# Written instruction
Copy out the lines that include the word "Kentucky".
***** Data supplied *****
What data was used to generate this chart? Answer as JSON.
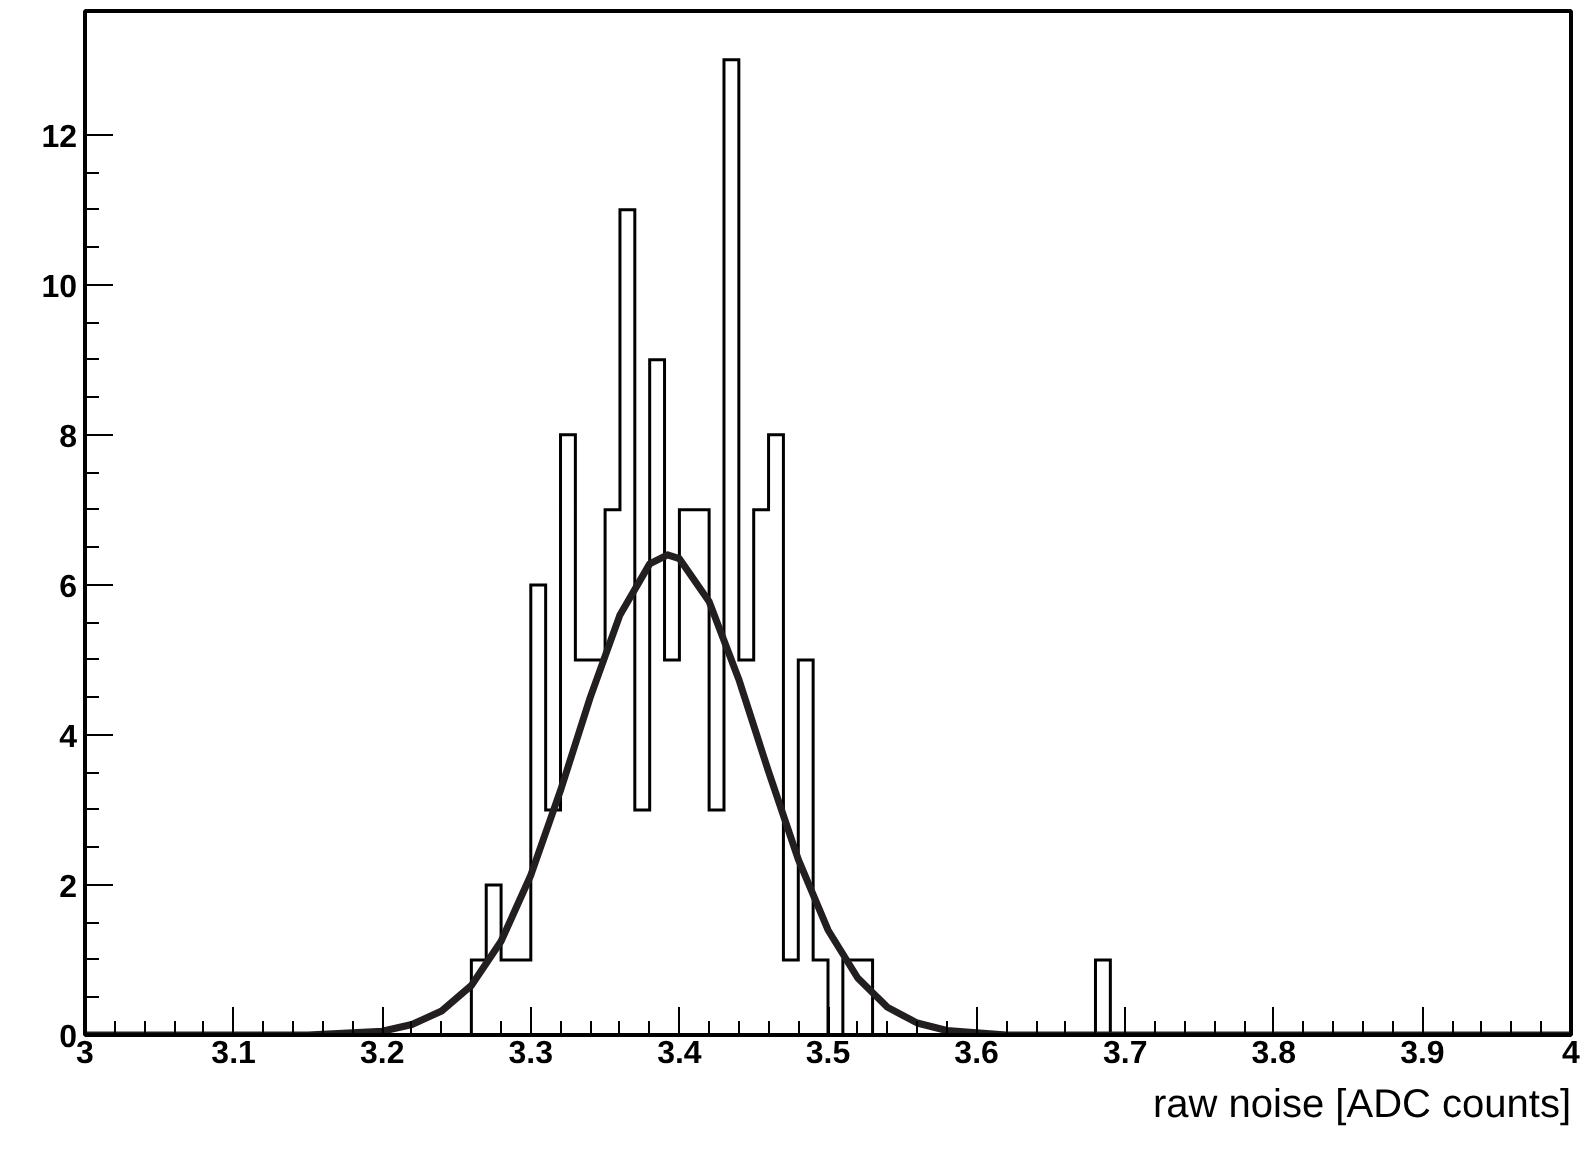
{
  "chart_data": {
    "type": "histogram",
    "xlabel": "raw noise [ADC counts]",
    "xlim": [
      3,
      4
    ],
    "ylim": [
      0,
      13.65
    ],
    "xticks": [
      3,
      3.1,
      3.2,
      3.3,
      3.4,
      3.5,
      3.6,
      3.7,
      3.8,
      3.9,
      4
    ],
    "yticks": [
      0,
      2,
      4,
      6,
      8,
      10,
      12
    ],
    "grid": false,
    "series": [
      {
        "color": "#000000",
        "bins": [
          3,
          3.01,
          3.02,
          3.03,
          3.04,
          3.05,
          3.06,
          3.07,
          3.08,
          3.09,
          3.1,
          3.11,
          3.12,
          3.13,
          3.14,
          3.15,
          3.16,
          3.17,
          3.18,
          3.19,
          3.2,
          3.21,
          3.22,
          3.23,
          3.24,
          3.25,
          3.26,
          3.27,
          3.28,
          3.29,
          3.3,
          3.31,
          3.32,
          3.33,
          3.34,
          3.35,
          3.36,
          3.37,
          3.38,
          3.39,
          3.4,
          3.41,
          3.42,
          3.43,
          3.44,
          3.45,
          3.46,
          3.47,
          3.48,
          3.49,
          3.5,
          3.51,
          3.52,
          3.53,
          3.54,
          3.55,
          3.56,
          3.57,
          3.58,
          3.59,
          3.6,
          3.61,
          3.62,
          3.63,
          3.64,
          3.65,
          3.66,
          3.67,
          3.68,
          3.69,
          3.7,
          3.71,
          3.72,
          3.73,
          3.74,
          3.75,
          3.76,
          3.77,
          3.78,
          3.79,
          3.8,
          3.81,
          3.82,
          3.83,
          3.84,
          3.85,
          3.86,
          3.87,
          3.88,
          3.89,
          3.9,
          3.91,
          3.92,
          3.93,
          3.94,
          3.95,
          3.96,
          3.97,
          3.98,
          3.99,
          4
        ],
        "values": [
          0,
          0,
          0,
          0,
          0,
          0,
          0,
          0,
          0,
          0,
          0,
          0,
          0,
          0,
          0,
          0,
          0,
          0,
          0,
          0,
          0,
          0,
          0,
          0,
          0,
          0,
          1,
          2,
          1,
          1,
          6,
          3,
          8,
          5,
          5,
          7,
          11,
          3,
          9,
          5,
          7,
          7,
          3,
          13,
          5,
          7,
          8,
          1,
          5,
          1,
          0,
          1,
          1,
          0,
          0,
          0,
          0,
          0,
          0,
          0,
          0,
          0,
          0,
          0,
          0,
          0,
          0,
          0,
          1,
          0,
          0,
          0,
          0,
          0,
          0,
          0,
          0,
          0,
          0,
          0,
          0,
          0,
          0,
          0,
          0,
          0,
          0,
          0,
          0,
          0,
          0,
          0,
          0,
          0,
          0,
          0,
          0,
          0,
          0,
          0
        ]
      },
      {
        "type": "line",
        "color": "#231f20",
        "line_style": "solid",
        "marker": "none",
        "x": [
          3,
          3.1,
          3.15,
          3.2,
          3.22,
          3.24,
          3.26,
          3.28,
          3.3,
          3.32,
          3.34,
          3.36,
          3.38,
          3.392,
          3.4,
          3.42,
          3.44,
          3.46,
          3.48,
          3.5,
          3.52,
          3.54,
          3.56,
          3.58,
          3.62,
          3.7,
          4
        ],
        "values": [
          0,
          0,
          0,
          0.05,
          0.14,
          0.32,
          0.66,
          1.25,
          2.13,
          3.26,
          4.5,
          5.6,
          6.28,
          6.4,
          6.35,
          5.78,
          4.74,
          3.51,
          2.34,
          1.4,
          0.76,
          0.37,
          0.16,
          0.06,
          0,
          0,
          0
        ]
      }
    ]
  }
}
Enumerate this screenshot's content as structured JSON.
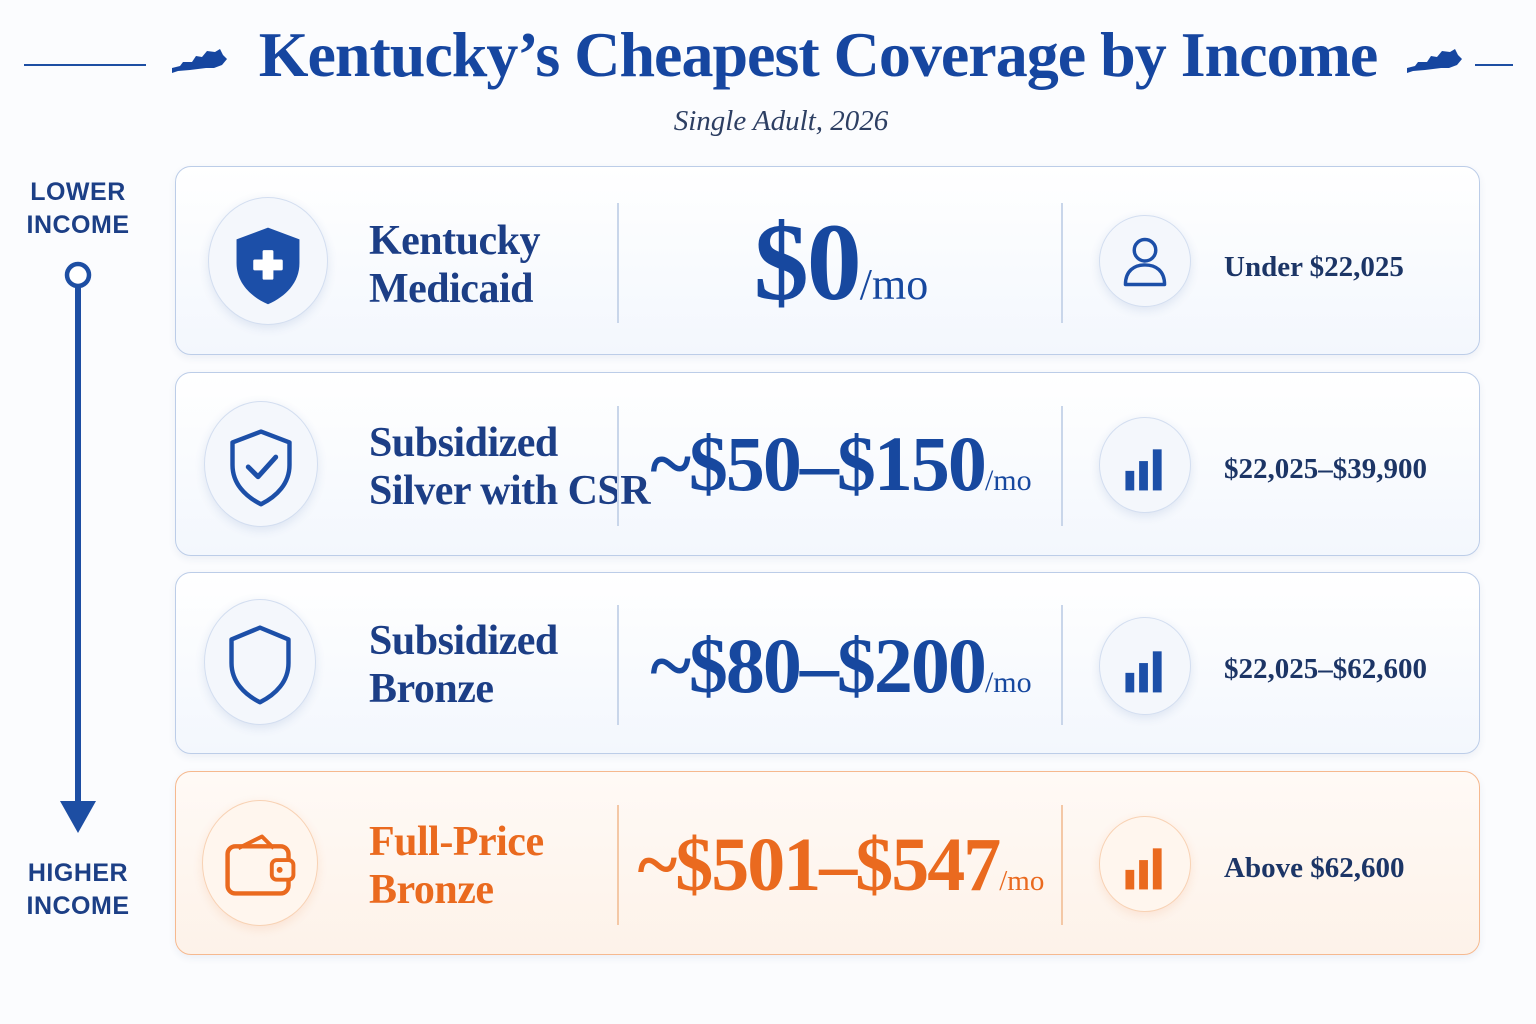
{
  "header": {
    "title": "Kentucky’s Cheapest Coverage by Income",
    "subtitle": "Single Adult, 2026"
  },
  "axis": {
    "top_line1": "LOWER",
    "top_line2": "INCOME",
    "bottom_line1": "HIGHER",
    "bottom_line2": "INCOME"
  },
  "colors": {
    "primary_blue": "#17489f",
    "accent_orange": "#ea6a1f"
  },
  "plans": [
    {
      "name_line1": "Kentucky",
      "name_line2": "Medicaid",
      "price": "$0",
      "per": "/mo",
      "income": "Under $22,025",
      "plan_icon": "shield-plus-icon",
      "income_icon": "person-icon"
    },
    {
      "name_line1": "Subsidized",
      "name_line2": "Silver with CSR",
      "price": "~$50–$150",
      "per": "/mo",
      "income": "$22,025–$39,900",
      "plan_icon": "shield-check-icon",
      "income_icon": "bar-chart-icon"
    },
    {
      "name_line1": "Subsidized",
      "name_line2": "Bronze",
      "price": "~$80–$200",
      "per": "/mo",
      "income": "$22,025–$62,600",
      "plan_icon": "shield-outline-icon",
      "income_icon": "bar-chart-icon"
    },
    {
      "name_line1": "Full-Price",
      "name_line2": "Bronze",
      "price": "~$501–$547",
      "per": "/mo",
      "income": "Above $62,600",
      "plan_icon": "wallet-icon",
      "income_icon": "bar-chart-icon"
    }
  ]
}
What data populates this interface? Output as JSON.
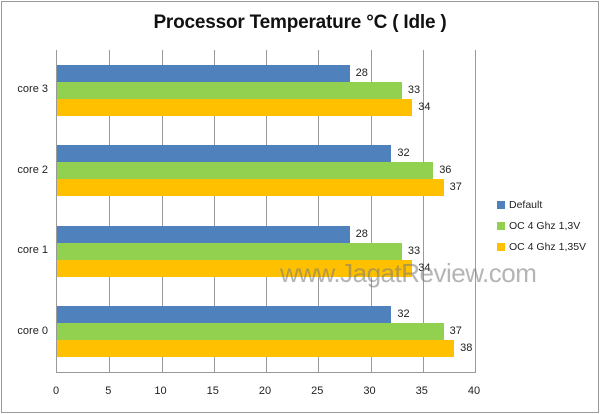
*****
# Exercise solution
    "title": "Kentucky’s Cheapest Coverage by Income",
      "name_line1": "Kentucky",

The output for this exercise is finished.